STATED EXERCISE: Retype everything in the listing, leaving each line exactly as it is.

━━━ DATA LINES ━━━

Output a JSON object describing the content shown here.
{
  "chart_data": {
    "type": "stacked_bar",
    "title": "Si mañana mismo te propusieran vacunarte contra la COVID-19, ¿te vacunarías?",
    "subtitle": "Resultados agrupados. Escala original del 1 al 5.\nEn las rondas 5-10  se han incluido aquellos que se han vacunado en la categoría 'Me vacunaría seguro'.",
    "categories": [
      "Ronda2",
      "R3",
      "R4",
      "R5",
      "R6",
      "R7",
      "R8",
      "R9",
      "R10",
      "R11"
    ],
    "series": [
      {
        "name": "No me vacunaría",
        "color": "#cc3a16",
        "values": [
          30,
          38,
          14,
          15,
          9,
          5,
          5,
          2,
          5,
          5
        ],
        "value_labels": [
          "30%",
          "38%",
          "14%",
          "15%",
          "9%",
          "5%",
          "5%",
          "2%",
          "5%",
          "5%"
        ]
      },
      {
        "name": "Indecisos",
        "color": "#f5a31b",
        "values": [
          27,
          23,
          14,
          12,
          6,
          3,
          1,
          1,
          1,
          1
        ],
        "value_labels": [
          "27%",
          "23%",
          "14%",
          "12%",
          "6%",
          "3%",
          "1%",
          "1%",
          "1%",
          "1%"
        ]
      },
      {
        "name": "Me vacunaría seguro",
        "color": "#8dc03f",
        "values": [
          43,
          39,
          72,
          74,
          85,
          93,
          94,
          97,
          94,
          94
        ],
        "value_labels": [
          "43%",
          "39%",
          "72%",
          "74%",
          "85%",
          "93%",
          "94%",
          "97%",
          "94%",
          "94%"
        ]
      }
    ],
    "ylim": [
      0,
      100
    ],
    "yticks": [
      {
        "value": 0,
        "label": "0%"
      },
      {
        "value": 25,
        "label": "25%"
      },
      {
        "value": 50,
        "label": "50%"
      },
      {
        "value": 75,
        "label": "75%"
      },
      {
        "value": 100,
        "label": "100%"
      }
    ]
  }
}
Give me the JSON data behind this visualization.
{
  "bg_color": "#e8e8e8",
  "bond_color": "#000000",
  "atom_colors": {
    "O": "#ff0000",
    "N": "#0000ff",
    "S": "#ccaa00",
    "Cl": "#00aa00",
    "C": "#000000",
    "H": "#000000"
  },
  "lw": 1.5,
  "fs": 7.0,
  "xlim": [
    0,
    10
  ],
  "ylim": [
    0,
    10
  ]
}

━━━

TASK ANSWER:
Output a JSON object describing the content shown here.
{
  "chart_data": {
    "type": "stacked_bar",
    "title": "Si mañana mismo te propusieran vacunarte contra la COVID-19, ¿te vacunarías?",
    "subtitle": "Resultados agrupados. Escala original del 1 al 5.\nEn las rondas 5-10  se han incluido aquellos que se han vacunado en la categoría 'Me vacunaría seguro'.",
    "categories": [
      "Ronda2",
      "R3",
      "R4",
      "R5",
      "R6",
      "R7",
      "R8",
      "R9",
      "R10",
      "R11"
    ],
    "series": [
      {
        "name": "No me vacunaría",
        "color": "#cc3a16",
        "values": [
          30,
          38,
          14,
          15,
          9,
          5,
          5,
          2,
          5,
          5
        ],
        "value_labels": [
          "30%",
          "38%",
          "14%",
          "15%",
          "9%",
          "5%",
          "5%",
          "2%",
          "5%",
          "5%"
        ]
      },
      {
        "name": "Indecisos",
        "color": "#f5a31b",
        "values": [
          27,
          23,
          14,
          12,
          6,
          3,
          1,
          1,
          1,
          1
        ],
        "value_labels": [
          "27%",
          "23%",
          "14%",
          "12%",
          "6%",
          "3%",
          "1%",
          "1%",
          "1%",
          "1%"
        ]
      },
      {
        "name": "Me vacunaría seguro",
        "color": "#8dc03f",
        "values": [
          43,
          39,
          72,
          74,
          85,
          93,
          94,
          97,
          94,
          94
        ],
        "value_labels": [
          "43%",
          "39%",
          "72%",
          "74%",
          "85%",
          "93%",
          "94%",
          "97%",
          "94%",
          "94%"
        ]
      }
    ],
    "ylim": [
      0,
      100
    ],
    "yticks": [
      {
        "value": 0,
        "label": "0%"
      },
      {
        "value": 25,
        "label": "25%"
      },
      {
        "value": 50,
        "label": "50%"
      },
      {
        "value": 75,
        "label": "75%"
      },
      {
        "value": 100,
        "label": "100%"
      }
    ]
  }
}
Give me the JSON data behind this visualization.
{
  "bg_color": "#e8e8e8",
  "bond_color": "#000000",
  "atom_colors": {
    "O": "#ff0000",
    "N": "#0000ff",
    "S": "#ccaa00",
    "Cl": "#00aa00",
    "C": "#000000",
    "H": "#000000"
  },
  "lw": 1.5,
  "fs": 7.0,
  "xlim": [
    0,
    10
  ],
  "ylim": [
    0,
    10
  ]
}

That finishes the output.